#### [Exercise instructions]
Show all lines holding "ProRealTime".

#### [Listed records]

○ ○ ○ ○ ○

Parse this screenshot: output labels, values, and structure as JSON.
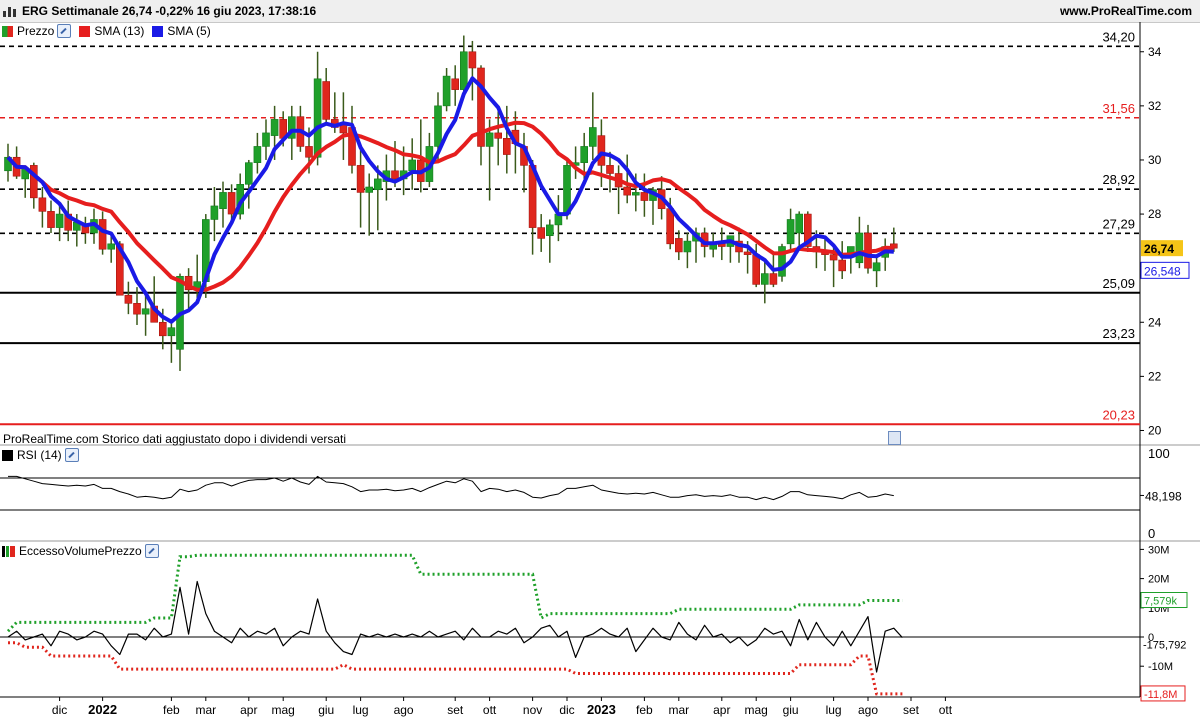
{
  "header": {
    "title": "ERG Settimanale 26,74 -0,22% 16 giu 2023, 17:38:16",
    "brand": "www.ProRealTime.com"
  },
  "note": "ProRealTime.com Storico dati aggiustato dopo i dividendi versati",
  "colors": {
    "up": "#1fa02a",
    "down": "#e0261d",
    "sma13": "#e61e1e",
    "sma5": "#1a1ae6",
    "last_price_badge": "#f5c518",
    "sma5_badge": "#1a1ae6"
  },
  "chart_data": [
    {
      "type": "candlestick",
      "panel": "price",
      "legend": [
        {
          "label": "Prezzo",
          "color": "#1fa02a"
        },
        {
          "label": "SMA (13)",
          "color": "#e61e1e"
        },
        {
          "label": "SMA (5)",
          "color": "#1a1ae6"
        }
      ],
      "y_ticks": [
        20,
        22,
        24,
        26,
        28,
        30,
        32,
        34
      ],
      "y_tick_labels": [
        "20",
        "22",
        "24",
        "26",
        "28",
        "30",
        "32",
        "34"
      ],
      "ylim": [
        19.5,
        35.1
      ],
      "x_labels": [
        "dic",
        "2022",
        "feb",
        "mar",
        "apr",
        "mag",
        "giu",
        "lug",
        "ago",
        "set",
        "ott",
        "nov",
        "dic",
        "2023",
        "feb",
        "mar",
        "apr",
        "mag",
        "giu",
        "lug",
        "ago",
        "set",
        "ott"
      ],
      "x_label_week_index": [
        6,
        11,
        19,
        23,
        28,
        32,
        37,
        41,
        46,
        52,
        56,
        61,
        65,
        69,
        74,
        78,
        83,
        87,
        91,
        96,
        100,
        105,
        109
      ],
      "x_label_bold": [
        "2022",
        "2023"
      ],
      "levels": [
        {
          "value": 34.2,
          "label": "34,20",
          "style": "dashed",
          "color": "#000000"
        },
        {
          "value": 31.56,
          "label": "31,56",
          "style": "dashed",
          "color": "#e61e1e"
        },
        {
          "value": 28.92,
          "label": "28,92",
          "style": "dashed",
          "color": "#000000"
        },
        {
          "value": 27.29,
          "label": "27,29",
          "style": "dashed",
          "color": "#000000"
        },
        {
          "value": 25.09,
          "label": "25,09",
          "style": "solid",
          "color": "#000000"
        },
        {
          "value": 23.23,
          "label": "23,23",
          "style": "solid",
          "color": "#000000"
        },
        {
          "value": 20.23,
          "label": "20,23",
          "style": "solid",
          "color": "#e61e1e"
        }
      ],
      "last_price": {
        "value": 26.74,
        "label": "26,74"
      },
      "sma5_last": {
        "value": 26.548,
        "label": "26,548"
      },
      "candles": [
        [
          29.6,
          30.6,
          29.2,
          30.1
        ],
        [
          30.1,
          30.5,
          29.3,
          29.4
        ],
        [
          29.3,
          29.8,
          28.6,
          29.7
        ],
        [
          29.8,
          29.9,
          28.2,
          28.6
        ],
        [
          28.6,
          29.0,
          27.5,
          28.1
        ],
        [
          28.1,
          28.5,
          27.3,
          27.5
        ],
        [
          27.5,
          28.4,
          27.0,
          28.0
        ],
        [
          28.0,
          28.5,
          27.0,
          27.4
        ],
        [
          27.4,
          28.0,
          26.8,
          27.7
        ],
        [
          27.6,
          27.9,
          26.9,
          27.3
        ],
        [
          27.3,
          28.2,
          26.9,
          27.8
        ],
        [
          27.8,
          28.1,
          26.5,
          26.7
        ],
        [
          26.7,
          27.2,
          26.2,
          26.9
        ],
        [
          26.9,
          27.0,
          25.0,
          25.0
        ],
        [
          25.0,
          25.5,
          24.3,
          24.7
        ],
        [
          24.7,
          25.3,
          23.9,
          24.3
        ],
        [
          24.3,
          25.0,
          23.5,
          24.5
        ],
        [
          24.6,
          25.7,
          24.0,
          24.0
        ],
        [
          24.0,
          24.5,
          23.0,
          23.5
        ],
        [
          23.5,
          24.0,
          22.5,
          23.8
        ],
        [
          23.0,
          25.8,
          22.2,
          25.7
        ],
        [
          25.7,
          26.0,
          24.5,
          25.2
        ],
        [
          25.2,
          26.5,
          24.9,
          25.5
        ],
        [
          25.5,
          28.0,
          24.9,
          27.8
        ],
        [
          27.8,
          29.0,
          27.0,
          28.3
        ],
        [
          28.2,
          29.2,
          27.5,
          28.8
        ],
        [
          28.8,
          29.1,
          27.7,
          28.0
        ],
        [
          28.0,
          29.5,
          27.8,
          29.1
        ],
        [
          29.1,
          30.0,
          28.2,
          29.9
        ],
        [
          29.9,
          31.0,
          29.5,
          30.5
        ],
        [
          30.5,
          31.5,
          30.0,
          31.0
        ],
        [
          30.9,
          32.0,
          30.0,
          31.5
        ],
        [
          31.5,
          31.8,
          30.5,
          30.8
        ],
        [
          30.8,
          32.0,
          30.0,
          31.6
        ],
        [
          31.6,
          32.0,
          30.3,
          30.5
        ],
        [
          30.5,
          31.2,
          29.5,
          30.1
        ],
        [
          30.1,
          34.0,
          29.8,
          33.0
        ],
        [
          32.9,
          33.4,
          31.4,
          31.5
        ],
        [
          31.5,
          32.5,
          31.0,
          31.2
        ],
        [
          31.3,
          32.5,
          30.0,
          31.0
        ],
        [
          31.2,
          32.0,
          29.5,
          29.8
        ],
        [
          29.8,
          30.5,
          27.5,
          28.8
        ],
        [
          28.8,
          29.5,
          27.2,
          29.0
        ],
        [
          28.9,
          29.8,
          27.4,
          29.3
        ],
        [
          29.2,
          30.2,
          28.5,
          29.6
        ],
        [
          29.6,
          30.7,
          29.0,
          29.3
        ],
        [
          29.3,
          30.5,
          28.7,
          29.6
        ],
        [
          29.6,
          30.8,
          28.9,
          30.0
        ],
        [
          30.0,
          31.5,
          28.8,
          29.2
        ],
        [
          29.2,
          31.0,
          29.0,
          30.5
        ],
        [
          30.5,
          32.5,
          30.0,
          32.0
        ],
        [
          32.0,
          33.4,
          31.8,
          33.1
        ],
        [
          33.0,
          33.5,
          32.0,
          32.6
        ],
        [
          32.6,
          34.6,
          32.4,
          34.0
        ],
        [
          34.0,
          34.4,
          32.2,
          33.4
        ],
        [
          33.4,
          33.5,
          29.8,
          30.5
        ],
        [
          30.5,
          31.5,
          28.5,
          31.0
        ],
        [
          31.0,
          31.8,
          29.8,
          30.8
        ],
        [
          30.8,
          32.0,
          29.5,
          30.2
        ],
        [
          31.1,
          31.8,
          29.5,
          30.6
        ],
        [
          30.5,
          31.0,
          28.8,
          29.8
        ],
        [
          29.8,
          30.0,
          26.5,
          27.5
        ],
        [
          27.5,
          28.0,
          26.6,
          27.1
        ],
        [
          27.2,
          27.8,
          26.2,
          27.6
        ],
        [
          27.6,
          28.7,
          27.0,
          28.0
        ],
        [
          28.0,
          30.0,
          27.8,
          29.8
        ],
        [
          29.8,
          30.5,
          29.3,
          29.9
        ],
        [
          29.9,
          31.0,
          29.3,
          30.5
        ],
        [
          30.5,
          32.5,
          30.0,
          31.2
        ],
        [
          30.9,
          31.5,
          29.0,
          29.8
        ],
        [
          29.8,
          30.3,
          28.8,
          29.5
        ],
        [
          29.5,
          29.8,
          28.0,
          29.0
        ],
        [
          29.0,
          30.2,
          28.4,
          28.7
        ],
        [
          28.7,
          29.5,
          28.1,
          28.8
        ],
        [
          28.8,
          29.5,
          27.9,
          28.5
        ],
        [
          28.5,
          29.0,
          27.6,
          28.9
        ],
        [
          28.9,
          29.4,
          27.8,
          28.2
        ],
        [
          28.2,
          28.6,
          26.7,
          26.9
        ],
        [
          27.1,
          27.4,
          26.3,
          26.6
        ],
        [
          26.6,
          27.3,
          26.0,
          27.0
        ],
        [
          27.0,
          27.5,
          26.2,
          27.3
        ],
        [
          27.3,
          27.5,
          26.4,
          26.8
        ],
        [
          26.7,
          27.3,
          26.4,
          26.9
        ],
        [
          26.9,
          27.5,
          26.3,
          26.8
        ],
        [
          26.8,
          27.2,
          26.2,
          27.2
        ],
        [
          27.0,
          27.5,
          26.2,
          26.6
        ],
        [
          26.6,
          27.0,
          25.8,
          26.5
        ],
        [
          26.5,
          26.9,
          25.3,
          25.4
        ],
        [
          25.4,
          26.3,
          24.7,
          25.8
        ],
        [
          25.8,
          26.5,
          25.3,
          25.4
        ],
        [
          25.7,
          26.9,
          25.5,
          26.8
        ],
        [
          26.9,
          28.2,
          26.7,
          27.8
        ],
        [
          27.3,
          28.1,
          26.8,
          28.0
        ],
        [
          28.0,
          28.1,
          26.6,
          26.8
        ],
        [
          26.8,
          27.4,
          26.0,
          26.6
        ],
        [
          26.6,
          27.1,
          25.9,
          26.5
        ],
        [
          26.5,
          26.8,
          25.3,
          26.3
        ],
        [
          26.3,
          27.0,
          25.6,
          25.9
        ],
        [
          26.4,
          26.8,
          25.8,
          26.8
        ],
        [
          26.2,
          27.9,
          26.0,
          27.3
        ],
        [
          27.3,
          27.6,
          25.8,
          26.0
        ],
        [
          25.9,
          26.4,
          25.3,
          26.2
        ],
        [
          26.4,
          27.1,
          25.9,
          26.8
        ],
        [
          26.9,
          27.5,
          26.6,
          26.74
        ]
      ]
    },
    {
      "type": "line",
      "panel": "rsi",
      "legend": [
        {
          "label": "RSI (14)",
          "color": "#000000"
        }
      ],
      "y_ticks": [
        0,
        100
      ],
      "y_tick_labels": [
        "0",
        "100"
      ],
      "ylim": [
        0,
        100
      ],
      "band": [
        30,
        70
      ],
      "last": {
        "value": 48.198,
        "label": "48,198"
      },
      "values": [
        72,
        72,
        69,
        66,
        63,
        62,
        61,
        60,
        61,
        60,
        62,
        57,
        57,
        53,
        50,
        46,
        47,
        46,
        44,
        46,
        56,
        53,
        55,
        61,
        64,
        64,
        60,
        64,
        67,
        68,
        68,
        70,
        66,
        70,
        65,
        62,
        72,
        65,
        64,
        63,
        59,
        53,
        55,
        55,
        56,
        54,
        55,
        57,
        53,
        58,
        62,
        66,
        64,
        69,
        66,
        53,
        57,
        56,
        53,
        55,
        52,
        46,
        45,
        48,
        50,
        57,
        57,
        59,
        61,
        55,
        53,
        51,
        50,
        51,
        50,
        52,
        49,
        46,
        46,
        48,
        49,
        47,
        48,
        47,
        49,
        46,
        46,
        43,
        46,
        43,
        47,
        53,
        53,
        49,
        48,
        47,
        46,
        44,
        49,
        52,
        46,
        47,
        50,
        48
      ]
    },
    {
      "type": "line",
      "panel": "volume-excess",
      "legend": [
        {
          "label": "EccessoVolumePrezzo",
          "color": "#000000"
        }
      ],
      "y_ticks": [
        -20,
        -10,
        0,
        10,
        20,
        30
      ],
      "y_tick_labels": [
        "-20M",
        "-10M",
        "0",
        "10M",
        "20M",
        "30M"
      ],
      "ylim": [
        -21.5,
        32
      ],
      "upper": {
        "label": "7,579k",
        "color": "#1fa02a"
      },
      "lower": {
        "label": "-11,8M",
        "color": "#e61e1e"
      },
      "last": {
        "label": "-175,792",
        "color": "#000000"
      },
      "values": [
        0,
        2,
        -1,
        0,
        1,
        -3,
        2,
        1,
        -1,
        0,
        2,
        1,
        -3,
        -6,
        1,
        1,
        -1,
        3,
        0,
        1,
        17,
        1,
        19,
        8,
        2,
        0,
        -2,
        3,
        0,
        2,
        1,
        3,
        -3,
        0,
        2,
        1,
        13,
        2,
        -2,
        -5,
        -6,
        1,
        0,
        1,
        0,
        1,
        0,
        1,
        0,
        2,
        0,
        1,
        2,
        -1,
        3,
        0,
        0,
        2,
        1,
        3,
        -2,
        0,
        3,
        4,
        0,
        2,
        -7,
        0,
        1,
        3,
        1,
        0,
        3,
        -5,
        -1,
        3,
        0,
        -1,
        5,
        1,
        -1,
        4,
        0,
        1,
        -2,
        0,
        -3,
        -1,
        3,
        1,
        2,
        -3,
        6,
        -1,
        5,
        0,
        -3,
        2,
        -3,
        2,
        7,
        -12,
        2,
        3,
        -0.2
      ],
      "upper_band": [
        30,
        30,
        30,
        30,
        30,
        30,
        30,
        30,
        30,
        30,
        30,
        30,
        30,
        30,
        30,
        30,
        30,
        30,
        30,
        30,
        30,
        30,
        30,
        30,
        30,
        30,
        30,
        30,
        30,
        30,
        30,
        30,
        30,
        30,
        30,
        30,
        30,
        30,
        30,
        30,
        30,
        30,
        30,
        30,
        30,
        30,
        30,
        30,
        30,
        30,
        30,
        30,
        30,
        30,
        30,
        30,
        30,
        30,
        30,
        30,
        30,
        30,
        30,
        30,
        30,
        30,
        30,
        30,
        30,
        30,
        30,
        30,
        30,
        30,
        30,
        30,
        30,
        30,
        30,
        30,
        30,
        30,
        30,
        30,
        30,
        30,
        30,
        30,
        30,
        30,
        30,
        30,
        30,
        30,
        30,
        30,
        30,
        30,
        30,
        30,
        30,
        30,
        30,
        30,
        30
      ]
    }
  ]
}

○ ○ ○ ○ ○

#### [Task solution]
    "brand": "www.ProRealTime.com"
  "note": "ProRealTime.com Storico dati aggiustato dopo i dividendi versati",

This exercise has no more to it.